### [Task details]
Return all lines below containing the word "area".

<<<<

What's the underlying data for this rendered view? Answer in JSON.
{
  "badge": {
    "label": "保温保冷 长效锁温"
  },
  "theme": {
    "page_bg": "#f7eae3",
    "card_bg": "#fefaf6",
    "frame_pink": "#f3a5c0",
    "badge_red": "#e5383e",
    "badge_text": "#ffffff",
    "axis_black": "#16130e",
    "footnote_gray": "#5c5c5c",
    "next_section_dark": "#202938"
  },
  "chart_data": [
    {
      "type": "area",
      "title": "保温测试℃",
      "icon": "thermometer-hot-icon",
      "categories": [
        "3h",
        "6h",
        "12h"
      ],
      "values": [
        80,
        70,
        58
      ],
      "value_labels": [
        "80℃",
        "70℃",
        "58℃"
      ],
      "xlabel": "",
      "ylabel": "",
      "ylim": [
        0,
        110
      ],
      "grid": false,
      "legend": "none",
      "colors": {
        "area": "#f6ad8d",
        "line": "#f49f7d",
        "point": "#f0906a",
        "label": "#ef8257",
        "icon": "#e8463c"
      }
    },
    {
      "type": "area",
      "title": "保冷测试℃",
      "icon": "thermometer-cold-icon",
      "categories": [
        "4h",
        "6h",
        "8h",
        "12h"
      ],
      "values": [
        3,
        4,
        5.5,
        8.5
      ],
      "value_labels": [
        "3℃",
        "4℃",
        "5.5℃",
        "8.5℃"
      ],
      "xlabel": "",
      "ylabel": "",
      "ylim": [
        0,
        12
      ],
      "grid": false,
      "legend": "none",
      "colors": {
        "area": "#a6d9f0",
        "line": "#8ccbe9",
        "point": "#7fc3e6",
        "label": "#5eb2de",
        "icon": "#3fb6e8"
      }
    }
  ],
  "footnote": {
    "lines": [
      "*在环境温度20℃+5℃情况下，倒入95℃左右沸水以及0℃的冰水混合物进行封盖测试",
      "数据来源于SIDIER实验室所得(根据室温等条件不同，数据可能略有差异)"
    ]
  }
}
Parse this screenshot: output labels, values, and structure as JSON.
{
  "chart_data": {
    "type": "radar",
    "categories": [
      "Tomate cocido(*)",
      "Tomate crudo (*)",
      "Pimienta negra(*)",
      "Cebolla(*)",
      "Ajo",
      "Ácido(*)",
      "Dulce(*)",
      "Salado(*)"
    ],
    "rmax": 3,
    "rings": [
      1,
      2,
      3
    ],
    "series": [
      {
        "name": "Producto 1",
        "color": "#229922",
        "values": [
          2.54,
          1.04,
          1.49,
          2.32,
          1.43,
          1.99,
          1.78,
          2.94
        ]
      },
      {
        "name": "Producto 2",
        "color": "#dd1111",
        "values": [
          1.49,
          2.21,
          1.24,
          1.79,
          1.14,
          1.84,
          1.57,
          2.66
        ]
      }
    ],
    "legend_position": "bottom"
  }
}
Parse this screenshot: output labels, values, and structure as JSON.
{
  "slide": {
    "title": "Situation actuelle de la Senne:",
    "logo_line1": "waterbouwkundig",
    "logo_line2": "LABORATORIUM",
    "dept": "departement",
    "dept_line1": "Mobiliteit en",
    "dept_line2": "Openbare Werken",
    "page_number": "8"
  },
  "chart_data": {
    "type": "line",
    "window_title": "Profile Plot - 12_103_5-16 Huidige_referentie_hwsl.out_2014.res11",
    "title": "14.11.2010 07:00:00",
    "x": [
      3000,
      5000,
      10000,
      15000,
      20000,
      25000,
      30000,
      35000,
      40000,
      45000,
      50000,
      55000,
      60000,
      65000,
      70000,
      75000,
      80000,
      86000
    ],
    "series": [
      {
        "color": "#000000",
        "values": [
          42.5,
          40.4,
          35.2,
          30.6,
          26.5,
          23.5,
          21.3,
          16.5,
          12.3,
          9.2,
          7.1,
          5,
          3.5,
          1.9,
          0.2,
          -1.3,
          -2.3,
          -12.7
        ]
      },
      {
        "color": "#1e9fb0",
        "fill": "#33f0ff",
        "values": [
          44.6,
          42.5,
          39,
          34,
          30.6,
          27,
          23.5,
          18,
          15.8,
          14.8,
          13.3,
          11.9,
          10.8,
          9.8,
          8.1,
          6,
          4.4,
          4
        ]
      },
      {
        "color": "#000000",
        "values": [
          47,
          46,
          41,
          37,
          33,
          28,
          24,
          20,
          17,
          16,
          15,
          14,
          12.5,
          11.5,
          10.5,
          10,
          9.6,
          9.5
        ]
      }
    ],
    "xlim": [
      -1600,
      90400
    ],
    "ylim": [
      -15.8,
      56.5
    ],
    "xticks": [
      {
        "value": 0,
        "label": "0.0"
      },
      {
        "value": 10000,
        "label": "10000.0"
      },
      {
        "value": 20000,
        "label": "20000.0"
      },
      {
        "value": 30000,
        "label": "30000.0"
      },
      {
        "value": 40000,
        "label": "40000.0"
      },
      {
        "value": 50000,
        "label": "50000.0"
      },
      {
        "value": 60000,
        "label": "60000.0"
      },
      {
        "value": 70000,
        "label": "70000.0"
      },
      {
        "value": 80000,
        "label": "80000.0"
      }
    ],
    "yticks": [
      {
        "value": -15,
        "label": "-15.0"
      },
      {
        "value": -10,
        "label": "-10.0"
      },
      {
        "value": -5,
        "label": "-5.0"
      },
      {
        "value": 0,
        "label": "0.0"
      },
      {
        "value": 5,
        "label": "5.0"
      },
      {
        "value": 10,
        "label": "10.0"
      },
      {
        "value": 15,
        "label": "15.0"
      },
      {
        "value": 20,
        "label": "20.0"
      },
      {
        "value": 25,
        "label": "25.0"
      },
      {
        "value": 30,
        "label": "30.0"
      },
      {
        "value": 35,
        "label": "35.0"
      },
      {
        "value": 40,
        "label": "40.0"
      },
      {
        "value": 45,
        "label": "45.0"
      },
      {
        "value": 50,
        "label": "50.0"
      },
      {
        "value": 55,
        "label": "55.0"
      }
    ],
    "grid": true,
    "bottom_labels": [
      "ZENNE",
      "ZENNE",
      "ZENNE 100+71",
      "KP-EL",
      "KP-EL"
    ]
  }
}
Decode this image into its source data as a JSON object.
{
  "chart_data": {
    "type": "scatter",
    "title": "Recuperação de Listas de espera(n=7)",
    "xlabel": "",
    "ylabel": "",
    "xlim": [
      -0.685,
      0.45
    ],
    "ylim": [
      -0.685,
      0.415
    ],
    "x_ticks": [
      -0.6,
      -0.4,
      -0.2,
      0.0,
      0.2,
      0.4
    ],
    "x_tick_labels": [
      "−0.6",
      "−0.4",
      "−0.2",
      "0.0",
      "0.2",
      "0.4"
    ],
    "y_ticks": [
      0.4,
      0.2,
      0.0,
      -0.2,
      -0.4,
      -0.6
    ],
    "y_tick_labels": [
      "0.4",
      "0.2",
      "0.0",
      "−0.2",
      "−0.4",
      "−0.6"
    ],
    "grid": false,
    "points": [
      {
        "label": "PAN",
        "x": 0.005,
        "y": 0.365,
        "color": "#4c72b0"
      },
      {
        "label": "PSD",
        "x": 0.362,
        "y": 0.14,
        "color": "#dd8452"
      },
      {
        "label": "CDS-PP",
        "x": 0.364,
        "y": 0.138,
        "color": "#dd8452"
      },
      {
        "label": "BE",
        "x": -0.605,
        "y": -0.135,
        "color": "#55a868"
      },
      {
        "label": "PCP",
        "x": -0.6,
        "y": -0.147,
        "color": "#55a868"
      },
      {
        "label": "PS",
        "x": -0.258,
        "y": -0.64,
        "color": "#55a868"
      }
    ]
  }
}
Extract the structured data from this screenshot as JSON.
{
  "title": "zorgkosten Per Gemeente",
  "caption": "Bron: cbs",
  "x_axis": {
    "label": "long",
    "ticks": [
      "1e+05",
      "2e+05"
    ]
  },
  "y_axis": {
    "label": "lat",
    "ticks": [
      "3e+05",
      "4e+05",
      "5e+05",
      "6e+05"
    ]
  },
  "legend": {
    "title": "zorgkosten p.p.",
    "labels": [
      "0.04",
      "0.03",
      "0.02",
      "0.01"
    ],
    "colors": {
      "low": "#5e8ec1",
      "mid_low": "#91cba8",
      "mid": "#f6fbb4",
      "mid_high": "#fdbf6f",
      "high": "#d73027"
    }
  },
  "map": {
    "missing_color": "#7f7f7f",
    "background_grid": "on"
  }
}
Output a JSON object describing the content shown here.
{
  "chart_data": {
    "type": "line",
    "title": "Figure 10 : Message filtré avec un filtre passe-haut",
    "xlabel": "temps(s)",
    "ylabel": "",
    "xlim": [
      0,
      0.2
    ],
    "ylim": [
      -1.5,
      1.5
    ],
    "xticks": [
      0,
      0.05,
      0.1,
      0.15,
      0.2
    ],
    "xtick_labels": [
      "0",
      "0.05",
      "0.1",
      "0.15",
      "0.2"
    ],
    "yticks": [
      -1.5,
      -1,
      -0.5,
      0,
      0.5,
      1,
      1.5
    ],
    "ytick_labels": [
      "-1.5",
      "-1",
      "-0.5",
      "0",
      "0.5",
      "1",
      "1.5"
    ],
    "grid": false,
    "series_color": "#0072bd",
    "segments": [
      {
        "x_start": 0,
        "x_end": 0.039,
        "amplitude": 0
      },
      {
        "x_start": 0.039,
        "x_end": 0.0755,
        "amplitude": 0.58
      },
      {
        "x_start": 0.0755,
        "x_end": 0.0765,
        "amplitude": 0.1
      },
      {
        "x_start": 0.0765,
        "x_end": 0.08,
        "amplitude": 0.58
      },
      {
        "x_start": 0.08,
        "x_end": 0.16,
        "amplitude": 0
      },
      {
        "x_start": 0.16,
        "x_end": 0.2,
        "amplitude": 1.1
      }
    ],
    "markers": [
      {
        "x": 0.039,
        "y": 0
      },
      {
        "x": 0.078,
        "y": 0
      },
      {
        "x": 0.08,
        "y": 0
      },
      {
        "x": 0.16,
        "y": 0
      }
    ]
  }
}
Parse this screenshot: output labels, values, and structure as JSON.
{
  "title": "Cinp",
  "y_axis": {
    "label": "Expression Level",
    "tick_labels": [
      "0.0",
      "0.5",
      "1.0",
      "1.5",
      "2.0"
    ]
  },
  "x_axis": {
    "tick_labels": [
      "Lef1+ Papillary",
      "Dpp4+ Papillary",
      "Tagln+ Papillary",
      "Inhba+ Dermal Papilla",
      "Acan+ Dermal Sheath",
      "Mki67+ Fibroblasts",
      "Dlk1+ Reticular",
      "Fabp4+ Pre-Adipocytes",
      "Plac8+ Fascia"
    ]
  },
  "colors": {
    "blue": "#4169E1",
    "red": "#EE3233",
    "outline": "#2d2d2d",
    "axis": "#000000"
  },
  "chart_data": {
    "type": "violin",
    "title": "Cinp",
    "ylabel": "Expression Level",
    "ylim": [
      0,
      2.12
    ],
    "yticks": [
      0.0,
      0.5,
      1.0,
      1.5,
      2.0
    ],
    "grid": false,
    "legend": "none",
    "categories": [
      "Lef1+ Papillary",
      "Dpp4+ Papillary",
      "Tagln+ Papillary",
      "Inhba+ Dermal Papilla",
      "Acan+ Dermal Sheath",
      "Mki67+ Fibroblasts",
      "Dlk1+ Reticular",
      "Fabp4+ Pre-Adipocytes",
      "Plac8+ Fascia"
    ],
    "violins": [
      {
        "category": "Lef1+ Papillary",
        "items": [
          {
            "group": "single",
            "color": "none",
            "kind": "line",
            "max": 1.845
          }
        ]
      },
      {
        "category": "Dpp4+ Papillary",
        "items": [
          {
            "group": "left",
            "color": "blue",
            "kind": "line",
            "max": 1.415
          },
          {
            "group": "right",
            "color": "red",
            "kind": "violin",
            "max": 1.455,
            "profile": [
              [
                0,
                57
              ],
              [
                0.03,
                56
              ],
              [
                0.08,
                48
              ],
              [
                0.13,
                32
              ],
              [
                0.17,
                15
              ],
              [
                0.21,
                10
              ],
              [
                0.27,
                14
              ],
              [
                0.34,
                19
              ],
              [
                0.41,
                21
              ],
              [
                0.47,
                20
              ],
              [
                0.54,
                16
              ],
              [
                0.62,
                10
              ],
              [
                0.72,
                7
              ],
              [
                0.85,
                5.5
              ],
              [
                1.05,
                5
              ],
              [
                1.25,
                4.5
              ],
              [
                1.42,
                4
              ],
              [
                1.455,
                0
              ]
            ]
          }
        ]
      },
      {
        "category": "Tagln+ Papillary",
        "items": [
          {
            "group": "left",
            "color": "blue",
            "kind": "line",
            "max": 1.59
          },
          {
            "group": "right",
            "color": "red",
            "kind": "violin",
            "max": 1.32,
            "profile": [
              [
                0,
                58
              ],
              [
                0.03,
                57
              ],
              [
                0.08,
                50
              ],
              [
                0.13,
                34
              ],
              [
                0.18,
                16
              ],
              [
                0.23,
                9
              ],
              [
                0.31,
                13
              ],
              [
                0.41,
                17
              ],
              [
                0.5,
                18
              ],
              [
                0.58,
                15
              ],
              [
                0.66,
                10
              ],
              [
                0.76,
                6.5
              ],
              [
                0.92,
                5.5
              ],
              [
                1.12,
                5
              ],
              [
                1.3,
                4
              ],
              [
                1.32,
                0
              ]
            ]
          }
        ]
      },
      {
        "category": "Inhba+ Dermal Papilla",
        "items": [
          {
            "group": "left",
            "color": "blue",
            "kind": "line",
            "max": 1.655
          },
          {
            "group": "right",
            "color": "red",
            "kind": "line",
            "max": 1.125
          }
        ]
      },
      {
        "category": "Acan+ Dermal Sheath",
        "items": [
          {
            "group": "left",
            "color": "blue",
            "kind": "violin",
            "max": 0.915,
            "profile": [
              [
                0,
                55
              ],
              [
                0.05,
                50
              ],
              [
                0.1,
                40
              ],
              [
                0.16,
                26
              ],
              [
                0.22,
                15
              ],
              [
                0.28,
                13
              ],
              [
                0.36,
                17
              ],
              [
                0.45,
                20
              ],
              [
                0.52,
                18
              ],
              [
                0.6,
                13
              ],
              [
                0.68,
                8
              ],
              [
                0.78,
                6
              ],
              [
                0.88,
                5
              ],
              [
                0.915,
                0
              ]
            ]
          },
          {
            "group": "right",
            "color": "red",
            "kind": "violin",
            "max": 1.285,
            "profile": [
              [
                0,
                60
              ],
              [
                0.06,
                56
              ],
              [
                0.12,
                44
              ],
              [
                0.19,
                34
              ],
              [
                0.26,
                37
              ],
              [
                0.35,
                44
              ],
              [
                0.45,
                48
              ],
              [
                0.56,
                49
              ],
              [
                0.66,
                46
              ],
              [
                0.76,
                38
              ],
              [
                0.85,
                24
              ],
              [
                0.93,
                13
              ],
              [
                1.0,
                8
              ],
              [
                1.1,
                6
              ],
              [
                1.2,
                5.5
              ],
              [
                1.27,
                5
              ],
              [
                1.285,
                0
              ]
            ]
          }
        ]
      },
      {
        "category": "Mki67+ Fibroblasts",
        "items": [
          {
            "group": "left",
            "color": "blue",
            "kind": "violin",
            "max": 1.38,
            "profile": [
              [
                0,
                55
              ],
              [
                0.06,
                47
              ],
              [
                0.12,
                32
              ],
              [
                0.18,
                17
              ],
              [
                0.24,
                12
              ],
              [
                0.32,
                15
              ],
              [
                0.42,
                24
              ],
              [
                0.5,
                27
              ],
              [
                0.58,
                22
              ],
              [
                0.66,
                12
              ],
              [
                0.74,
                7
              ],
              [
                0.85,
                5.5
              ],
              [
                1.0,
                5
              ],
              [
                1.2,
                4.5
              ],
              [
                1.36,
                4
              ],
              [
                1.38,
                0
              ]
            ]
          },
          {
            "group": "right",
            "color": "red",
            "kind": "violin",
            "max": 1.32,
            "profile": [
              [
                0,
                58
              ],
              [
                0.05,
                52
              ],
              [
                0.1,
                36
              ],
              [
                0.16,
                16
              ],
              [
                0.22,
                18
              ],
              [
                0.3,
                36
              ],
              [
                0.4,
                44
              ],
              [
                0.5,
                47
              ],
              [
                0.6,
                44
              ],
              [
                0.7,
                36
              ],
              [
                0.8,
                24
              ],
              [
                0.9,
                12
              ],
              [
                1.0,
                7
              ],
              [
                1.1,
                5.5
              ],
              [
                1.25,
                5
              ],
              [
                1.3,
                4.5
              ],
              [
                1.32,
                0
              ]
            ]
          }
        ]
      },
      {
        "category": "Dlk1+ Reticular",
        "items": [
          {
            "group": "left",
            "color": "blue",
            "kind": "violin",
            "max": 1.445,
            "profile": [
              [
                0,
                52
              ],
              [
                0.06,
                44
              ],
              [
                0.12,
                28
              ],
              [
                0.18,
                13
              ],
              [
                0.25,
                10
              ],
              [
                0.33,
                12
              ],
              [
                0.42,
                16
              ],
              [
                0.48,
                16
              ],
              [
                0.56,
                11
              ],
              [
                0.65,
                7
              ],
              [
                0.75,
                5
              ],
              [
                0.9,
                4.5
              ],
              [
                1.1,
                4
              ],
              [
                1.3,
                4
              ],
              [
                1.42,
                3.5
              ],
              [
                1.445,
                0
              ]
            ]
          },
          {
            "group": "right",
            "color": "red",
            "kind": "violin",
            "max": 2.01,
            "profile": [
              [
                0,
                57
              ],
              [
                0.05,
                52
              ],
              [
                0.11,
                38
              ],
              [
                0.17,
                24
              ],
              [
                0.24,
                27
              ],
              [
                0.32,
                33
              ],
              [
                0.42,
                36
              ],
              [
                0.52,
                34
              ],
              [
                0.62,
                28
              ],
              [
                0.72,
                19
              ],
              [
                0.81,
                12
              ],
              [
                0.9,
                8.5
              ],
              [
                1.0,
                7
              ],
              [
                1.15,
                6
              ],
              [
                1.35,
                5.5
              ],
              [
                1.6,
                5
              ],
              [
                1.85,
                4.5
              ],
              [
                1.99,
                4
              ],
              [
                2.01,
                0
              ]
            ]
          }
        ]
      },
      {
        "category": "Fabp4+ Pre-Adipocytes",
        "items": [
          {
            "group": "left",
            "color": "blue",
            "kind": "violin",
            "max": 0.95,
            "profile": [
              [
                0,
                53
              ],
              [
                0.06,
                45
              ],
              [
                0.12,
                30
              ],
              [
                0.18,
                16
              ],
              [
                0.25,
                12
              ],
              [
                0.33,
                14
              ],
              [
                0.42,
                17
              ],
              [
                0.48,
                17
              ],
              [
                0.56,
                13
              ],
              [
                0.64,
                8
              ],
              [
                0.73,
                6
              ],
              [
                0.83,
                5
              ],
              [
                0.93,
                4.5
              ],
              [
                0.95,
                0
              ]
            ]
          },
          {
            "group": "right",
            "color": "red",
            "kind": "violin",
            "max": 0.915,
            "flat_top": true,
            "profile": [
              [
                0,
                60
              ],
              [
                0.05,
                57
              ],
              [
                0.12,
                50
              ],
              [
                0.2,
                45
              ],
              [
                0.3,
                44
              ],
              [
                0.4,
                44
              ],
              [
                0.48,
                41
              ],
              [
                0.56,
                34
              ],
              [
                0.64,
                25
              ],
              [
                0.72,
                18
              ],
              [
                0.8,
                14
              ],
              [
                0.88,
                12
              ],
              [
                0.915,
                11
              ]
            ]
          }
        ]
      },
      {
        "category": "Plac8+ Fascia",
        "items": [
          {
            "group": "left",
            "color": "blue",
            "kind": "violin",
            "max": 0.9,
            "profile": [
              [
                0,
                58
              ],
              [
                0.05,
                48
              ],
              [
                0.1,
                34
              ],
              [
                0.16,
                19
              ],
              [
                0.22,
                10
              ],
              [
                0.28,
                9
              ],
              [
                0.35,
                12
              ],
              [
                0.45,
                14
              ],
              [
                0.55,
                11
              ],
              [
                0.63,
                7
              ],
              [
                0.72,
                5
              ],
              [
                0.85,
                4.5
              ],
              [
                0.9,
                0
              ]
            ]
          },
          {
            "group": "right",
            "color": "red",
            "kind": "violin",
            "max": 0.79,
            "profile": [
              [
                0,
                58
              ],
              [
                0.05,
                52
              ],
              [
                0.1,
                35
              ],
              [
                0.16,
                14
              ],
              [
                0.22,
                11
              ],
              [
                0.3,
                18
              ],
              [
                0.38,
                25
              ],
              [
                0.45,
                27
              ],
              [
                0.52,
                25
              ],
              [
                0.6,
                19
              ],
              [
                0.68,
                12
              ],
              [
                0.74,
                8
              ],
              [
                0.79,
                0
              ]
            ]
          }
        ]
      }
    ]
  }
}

>>>>

### [Full answer]
      "type": "area",
        "area": "#f6ad8d",
      "type": "area",
        "area": "#a6d9f0",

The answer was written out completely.